### THE EXERCISE:
Copy each line with the word "Attachment" in it.

§

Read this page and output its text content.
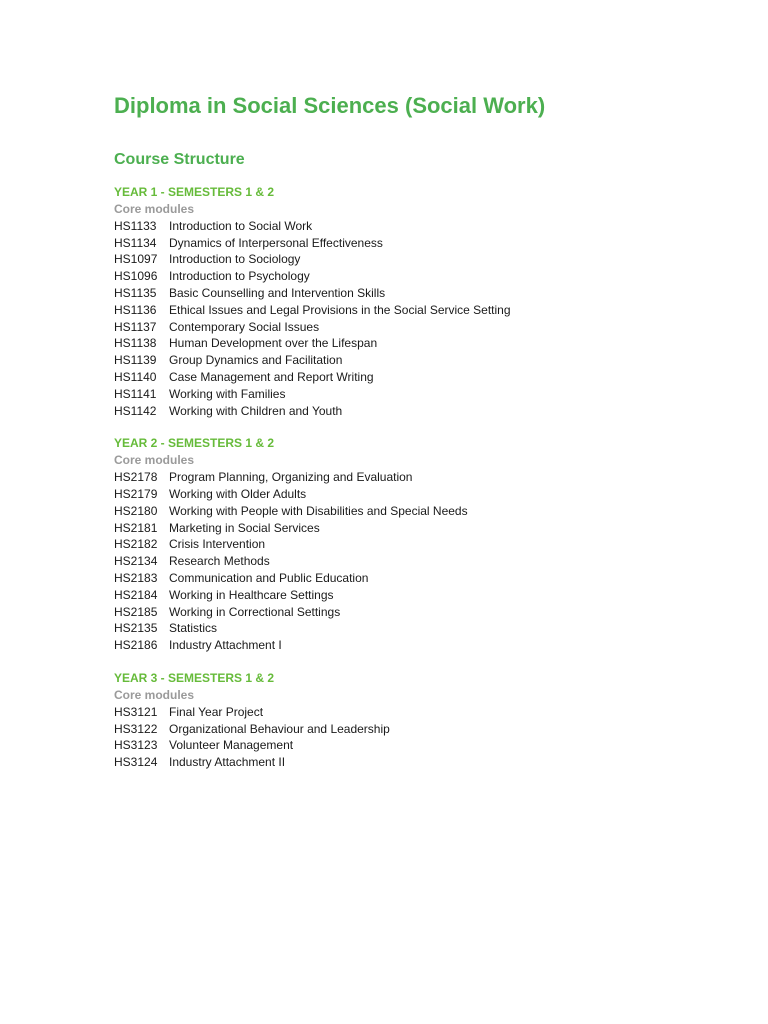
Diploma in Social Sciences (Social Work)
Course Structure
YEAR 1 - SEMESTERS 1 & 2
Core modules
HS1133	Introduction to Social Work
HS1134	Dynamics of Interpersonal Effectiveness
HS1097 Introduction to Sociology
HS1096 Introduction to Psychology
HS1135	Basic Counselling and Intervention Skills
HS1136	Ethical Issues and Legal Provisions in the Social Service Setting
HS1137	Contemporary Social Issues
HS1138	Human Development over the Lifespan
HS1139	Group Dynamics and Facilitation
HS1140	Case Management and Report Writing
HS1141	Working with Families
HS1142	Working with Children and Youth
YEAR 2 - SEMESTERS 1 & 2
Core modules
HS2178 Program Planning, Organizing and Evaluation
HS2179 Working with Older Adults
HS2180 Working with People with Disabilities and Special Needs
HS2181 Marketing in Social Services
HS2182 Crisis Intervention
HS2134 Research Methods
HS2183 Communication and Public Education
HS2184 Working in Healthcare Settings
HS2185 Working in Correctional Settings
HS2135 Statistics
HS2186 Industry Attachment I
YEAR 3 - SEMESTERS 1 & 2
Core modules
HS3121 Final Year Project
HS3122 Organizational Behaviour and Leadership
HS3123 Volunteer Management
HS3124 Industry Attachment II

§

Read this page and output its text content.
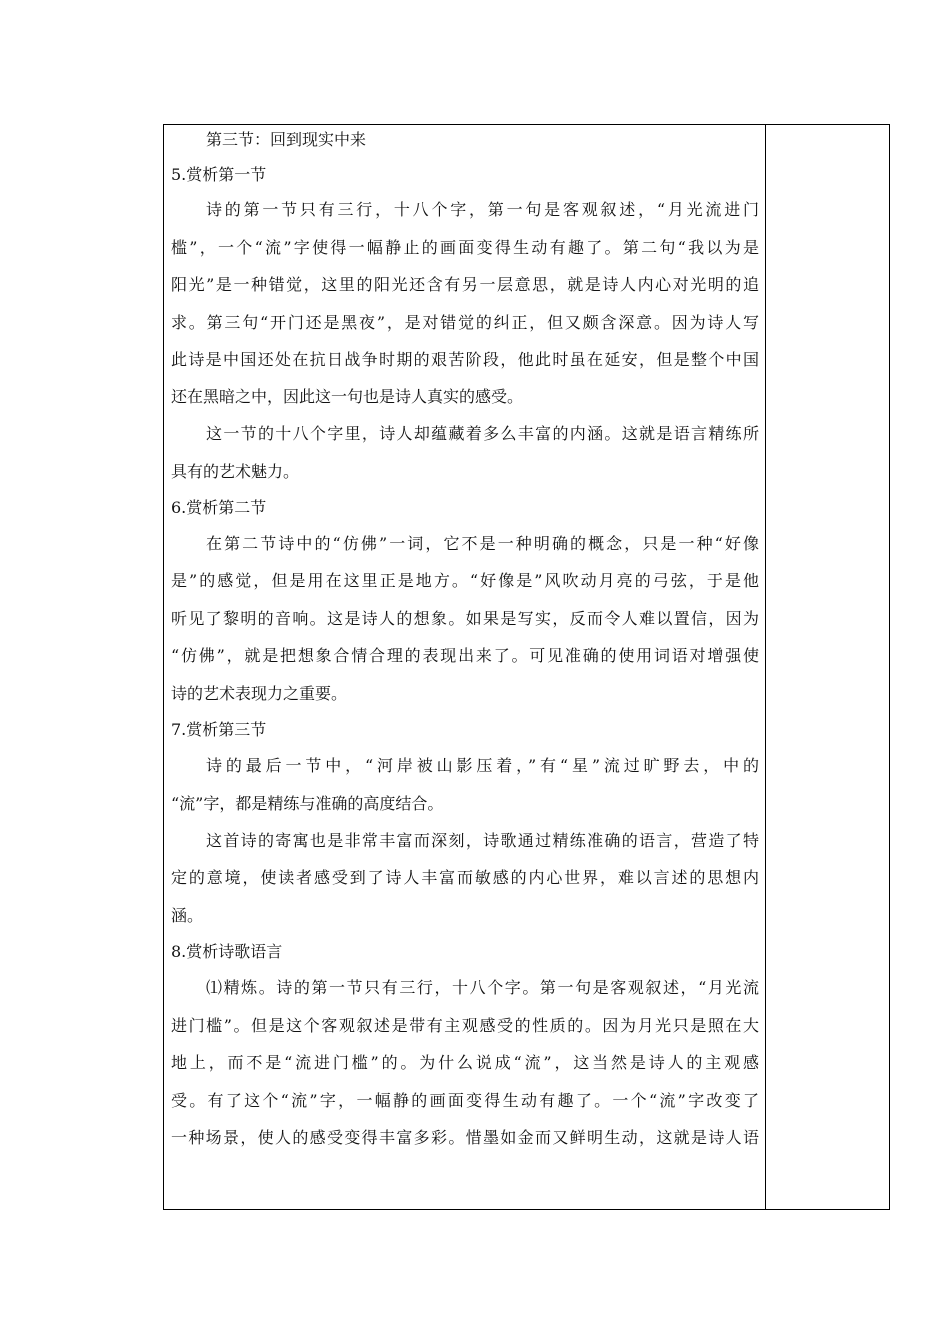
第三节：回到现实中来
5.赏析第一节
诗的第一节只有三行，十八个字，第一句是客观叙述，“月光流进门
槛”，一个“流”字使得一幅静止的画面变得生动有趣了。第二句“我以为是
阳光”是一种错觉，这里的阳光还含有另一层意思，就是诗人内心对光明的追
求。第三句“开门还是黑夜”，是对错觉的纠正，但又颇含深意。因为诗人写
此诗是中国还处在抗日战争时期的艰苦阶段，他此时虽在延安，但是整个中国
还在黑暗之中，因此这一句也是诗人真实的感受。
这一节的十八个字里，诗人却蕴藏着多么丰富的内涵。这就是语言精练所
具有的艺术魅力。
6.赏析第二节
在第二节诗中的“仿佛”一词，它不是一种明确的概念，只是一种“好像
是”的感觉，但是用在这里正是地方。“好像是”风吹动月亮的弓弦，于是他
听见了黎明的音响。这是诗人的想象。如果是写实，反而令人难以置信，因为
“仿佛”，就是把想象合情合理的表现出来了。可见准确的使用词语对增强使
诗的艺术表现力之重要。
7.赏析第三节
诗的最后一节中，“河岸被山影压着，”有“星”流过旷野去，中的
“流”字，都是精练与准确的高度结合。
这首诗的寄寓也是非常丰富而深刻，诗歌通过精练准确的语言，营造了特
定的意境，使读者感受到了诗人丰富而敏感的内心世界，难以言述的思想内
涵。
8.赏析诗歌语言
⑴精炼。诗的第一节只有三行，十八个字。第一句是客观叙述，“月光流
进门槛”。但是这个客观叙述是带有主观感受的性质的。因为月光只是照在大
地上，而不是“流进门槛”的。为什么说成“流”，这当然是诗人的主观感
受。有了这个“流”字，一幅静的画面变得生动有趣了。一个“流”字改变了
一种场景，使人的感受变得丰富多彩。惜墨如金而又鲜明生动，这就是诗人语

§

### THE REPLY:
HS2186 Industry Attachment I
HS3124 Industry Attachment II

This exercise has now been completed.